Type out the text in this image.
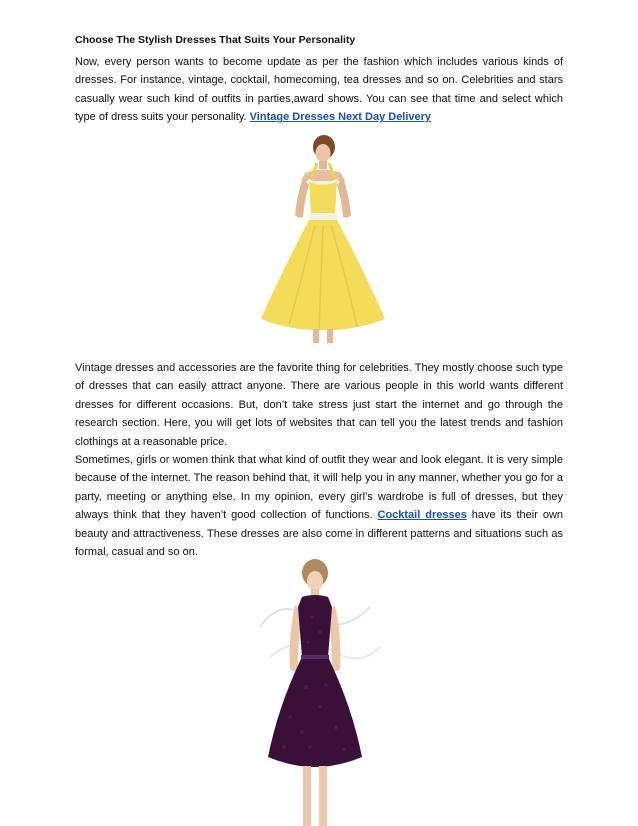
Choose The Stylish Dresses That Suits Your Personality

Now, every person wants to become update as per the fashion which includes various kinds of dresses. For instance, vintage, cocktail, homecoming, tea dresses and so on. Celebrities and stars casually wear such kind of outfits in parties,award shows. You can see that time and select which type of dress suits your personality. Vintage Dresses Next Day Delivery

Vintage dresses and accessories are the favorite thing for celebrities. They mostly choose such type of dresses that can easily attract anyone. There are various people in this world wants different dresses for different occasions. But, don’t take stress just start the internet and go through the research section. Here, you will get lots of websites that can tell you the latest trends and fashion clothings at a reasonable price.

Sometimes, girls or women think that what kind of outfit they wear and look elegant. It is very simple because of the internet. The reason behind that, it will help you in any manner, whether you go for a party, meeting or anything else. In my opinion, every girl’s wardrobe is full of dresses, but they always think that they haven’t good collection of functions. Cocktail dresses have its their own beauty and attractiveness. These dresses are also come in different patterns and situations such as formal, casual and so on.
* * * * * * *
● **YOUR INSTRUCTIONS**
State the number of lines that contain the string "this", with no other words.

● **FINISHED TASK**
2